- TEXT SECTION
════════
Hi there, I’m Keith and I’ve been using the GVM BD-100 tube lights for a few shoots and have come up with a few tips on how to get the most out of these lights. So let's just straight into it.
My first tip for the GVM tube lights is to be careful using these as background lights, in certain conditions. Since you’re able to see the individual LEDs of these lights, you’ll have to remember to put these either farther in the background where the LEDs blend together or shoot with a shallow enough depth of field to get the LEDs to blur and look solid. I find the individual LEDs to be distracting as background lights, this is less of an issue if you’re using these as a regular light source to light your subject and not in the frame though.
I did some tests at f4, f10, and f22, and around f4 and lower the individual LED lights became blurred enough to look solid, at f/10 and higher you can see the individual LEDs if this light is in the shot.
I also threw on a 1/8th black pro mist to see if the lights would bloom and better read as a single solid light, and while the light did bloom more, the pro mist filter wasn't enough to hide the individual LEDs at higher apertures. As a side note, the reflections in the mist filter were showing the individual LEDs even at wider apertures, so be careful of your reflections and lens flares.
2. Lock the screen
My second tip is about leaning these up against things. The ends of these lights are flat and angled so you can leave this on a table or lean it against a wall and it will stay in place. However, make sure to lock the screen if you’re not using a mount and leaning it up against something. I was leaning this up against a wall to test the battery life and I thought the battery was dying, but after I picked it up I realized I didn’t lock the screen and it was slowly changing the brightness.
My next tip is to use the mounts that come with this light, but be careful with the mount.
The included mounts will be different whether you buy the 2 or 4 light kits, but it is the fastest and easiest way to mount your lights to a light stand. It’s nice that GVM includes a mount, but the mount isn’t that strong, meaning you’ll have to clamp down the mount to get it to work. I wish the arm that controls the ball head of the mount was stronger but it works.
There is a cut-out on one end of the light to hang this from a line or safety chain.
There is also a quarter twenty mount on one side of the lights if you’d like to mount these to a light stand and use them straight up. I’d be careful doing this though, as the light is so long if the light stand gets bumped or is not level, it’s a good chance this light is going to fall over.
This leads me to my next tip, handle these lights with care. These lights are made of lightweight plastic so if you drop these lights, they will break. This light is not as heavy-duty as other tube lights. The ends feel very plasticy and the buttons are physical buttons without any dust or weather sealing on them as well. If you're using this in a studio or home office it’s less of a concern but if you’re taking these in the field, make sure to keep them very clean and handle these with care.
The good part about the lightweight plastic, is they are very light for their size. The BD-100 light bar is 30.5 inches at 1.7 lbs while the Falcon Eyes IRISA 2 is 23in at 3lbs. The Falcon Eyes light is built to be more rugged, but also is 7 inches smaller and almost weighs twice the weight of the GVM.
Since these lights aren’t as rugged as other lights, always make sure to put these lights in the case when not using them or traveling with them.
════════
- SOURCE DATA
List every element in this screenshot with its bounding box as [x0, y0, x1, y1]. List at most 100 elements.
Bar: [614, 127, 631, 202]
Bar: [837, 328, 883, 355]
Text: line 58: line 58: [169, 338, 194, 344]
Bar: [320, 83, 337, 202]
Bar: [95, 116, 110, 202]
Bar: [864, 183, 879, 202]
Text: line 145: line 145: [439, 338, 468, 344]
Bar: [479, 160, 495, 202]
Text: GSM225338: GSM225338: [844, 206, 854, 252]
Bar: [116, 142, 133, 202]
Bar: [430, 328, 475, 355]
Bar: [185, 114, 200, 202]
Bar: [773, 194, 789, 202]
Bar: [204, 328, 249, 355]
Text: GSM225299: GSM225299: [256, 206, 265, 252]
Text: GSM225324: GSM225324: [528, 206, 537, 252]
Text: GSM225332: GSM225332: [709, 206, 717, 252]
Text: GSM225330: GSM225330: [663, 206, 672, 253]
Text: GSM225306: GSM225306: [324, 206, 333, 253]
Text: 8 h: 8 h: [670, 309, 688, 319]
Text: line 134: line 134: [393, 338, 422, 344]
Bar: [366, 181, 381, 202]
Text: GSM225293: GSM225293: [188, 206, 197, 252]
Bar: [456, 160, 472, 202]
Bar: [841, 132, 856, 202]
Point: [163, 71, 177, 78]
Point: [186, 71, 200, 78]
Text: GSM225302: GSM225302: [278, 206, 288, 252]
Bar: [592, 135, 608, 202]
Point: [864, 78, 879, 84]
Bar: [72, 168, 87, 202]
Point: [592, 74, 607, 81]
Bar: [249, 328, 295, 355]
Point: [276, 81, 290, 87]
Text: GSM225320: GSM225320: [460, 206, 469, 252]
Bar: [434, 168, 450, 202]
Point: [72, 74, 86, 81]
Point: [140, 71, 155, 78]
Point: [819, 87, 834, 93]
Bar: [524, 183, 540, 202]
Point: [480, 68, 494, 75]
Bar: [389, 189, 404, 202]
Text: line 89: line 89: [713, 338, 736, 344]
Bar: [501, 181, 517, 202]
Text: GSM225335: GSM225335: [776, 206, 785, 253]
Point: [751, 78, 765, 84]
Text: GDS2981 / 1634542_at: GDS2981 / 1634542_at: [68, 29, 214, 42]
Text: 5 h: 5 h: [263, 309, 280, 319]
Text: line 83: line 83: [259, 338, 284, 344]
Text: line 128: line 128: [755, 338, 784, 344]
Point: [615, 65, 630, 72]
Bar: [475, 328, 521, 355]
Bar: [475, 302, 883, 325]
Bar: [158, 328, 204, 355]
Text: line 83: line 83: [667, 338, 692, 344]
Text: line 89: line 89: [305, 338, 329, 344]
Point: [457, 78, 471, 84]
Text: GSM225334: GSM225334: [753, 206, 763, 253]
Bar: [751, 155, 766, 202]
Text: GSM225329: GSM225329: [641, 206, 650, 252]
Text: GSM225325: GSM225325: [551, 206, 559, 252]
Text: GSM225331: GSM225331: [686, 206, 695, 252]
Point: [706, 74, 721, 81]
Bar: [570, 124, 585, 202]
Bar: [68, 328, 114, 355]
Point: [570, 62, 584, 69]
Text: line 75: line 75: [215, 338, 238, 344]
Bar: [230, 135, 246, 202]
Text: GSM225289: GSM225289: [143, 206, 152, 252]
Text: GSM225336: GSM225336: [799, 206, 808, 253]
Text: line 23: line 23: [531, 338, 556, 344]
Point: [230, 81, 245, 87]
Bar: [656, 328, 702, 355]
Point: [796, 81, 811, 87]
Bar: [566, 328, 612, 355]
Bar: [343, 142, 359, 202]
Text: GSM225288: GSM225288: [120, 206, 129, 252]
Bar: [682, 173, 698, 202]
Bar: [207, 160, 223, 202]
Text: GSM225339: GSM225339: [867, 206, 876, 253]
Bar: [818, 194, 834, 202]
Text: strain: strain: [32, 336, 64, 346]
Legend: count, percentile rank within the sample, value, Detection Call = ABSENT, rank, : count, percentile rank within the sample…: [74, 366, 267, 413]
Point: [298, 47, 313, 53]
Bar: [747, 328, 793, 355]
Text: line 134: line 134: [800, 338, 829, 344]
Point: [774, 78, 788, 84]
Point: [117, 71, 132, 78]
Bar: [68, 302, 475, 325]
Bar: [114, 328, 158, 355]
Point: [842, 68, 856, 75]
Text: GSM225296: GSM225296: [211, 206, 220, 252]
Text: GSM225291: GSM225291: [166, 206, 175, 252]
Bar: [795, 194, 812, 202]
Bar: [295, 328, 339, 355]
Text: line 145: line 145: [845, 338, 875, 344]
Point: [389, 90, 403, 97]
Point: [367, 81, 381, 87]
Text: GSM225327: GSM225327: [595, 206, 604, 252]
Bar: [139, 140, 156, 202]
════════
- PARTS OF THE EXERCISE
a: Duplicate the entries from their first line through the line that contains "Text: GSM225299: GSM225299: [256, 206, 265, 252]", including both of those lines.
b: Pick up the text on tips for the GVM BD-100 tube lights and continue it from where it stops.

- ANSWERS TO THE EXERCISES
a:
List every element in this screenshot with its bounding box as [x0, y0, x1, y1]. List at most 100 elements.
Bar: [614, 127, 631, 202]
Bar: [837, 328, 883, 355]
Text: line 58: line 58: [169, 338, 194, 344]
Bar: [320, 83, 337, 202]
Bar: [95, 116, 110, 202]
Bar: [864, 183, 879, 202]
Text: line 145: line 145: [439, 338, 468, 344]
Bar: [479, 160, 495, 202]
Text: GSM225338: GSM225338: [844, 206, 854, 252]
Bar: [116, 142, 133, 202]
Bar: [430, 328, 475, 355]
Bar: [185, 114, 200, 202]
Bar: [773, 194, 789, 202]
Bar: [204, 328, 249, 355]
Text: GSM225299: GSM225299: [256, 206, 265, 252]

b:
My next tip is to learn the settings on the back of the light so you can quickly navigate through the menus to the settings you want. Pressing the M Button on the back of the light will cycle through the CCT, HSI, and Scene modes. The arrows will allow you to cycle through current options. The gear allows you to jump to settings quickly and the plus/minus buttons let you adjust the current options.
It’s nice to be able to quickly navigate the light modes and settings with dedicated buttons. I found myself switching between master and slave modes a lot when using these lights and it was easy to press the gear, adjust the control option and get these lights in sync quickly.
This leads me to my next tip, use master and slave mode to quickly match settings between multiple lights. I love the fact that I can quickly sync the settings of these lights by adjusting the master and slave controls on the lights. With this function, and changes you make on the master light update the slave lights with the same changes.
Keep in mind, you won't be able to make minor adjustments on the slave lights and this mode will only sync changes with the master light. I liked using this feature to keep the colors of my lights the same, and if I needed to adjust the brightness of the lights, I would physically move the lights closer or farther away since that's faster when you’re out filming than going up to each light and pressing the buttons to adjust the light.
My seventh tip for the GVM tube lights is to download the app, but understand its limitations. The GVM app lacks a lot of functionality, but it pairs with your lights really fast.
It’s almost strange how fast these lights pair, but once you pair the lights selecting the lights is annoying since you’re not able to add custom names to the lights. You also cant create groups of lights in the app, or at least I haven't been able to get this feature to work. The app needs a lot of work, but even with that being said, how I’ve been using the app is to control my lights remotely, while using the master/slave modes from the previous tip.
If you set one light to master, the other to slave on the same channel, then set master light to app and connect it to the GVM LED app the app light will still act like the master and control the other lights. I’m not sure if this is a bug in their software, but since you’re not able to group lights in their app, this is how I’ve been getting around it.
At this point I might be using one bug, to get around another bug in these lights. Hopefully, GVM updates this in the future, but I can’t speak to that - I can only work with the software they currently have released.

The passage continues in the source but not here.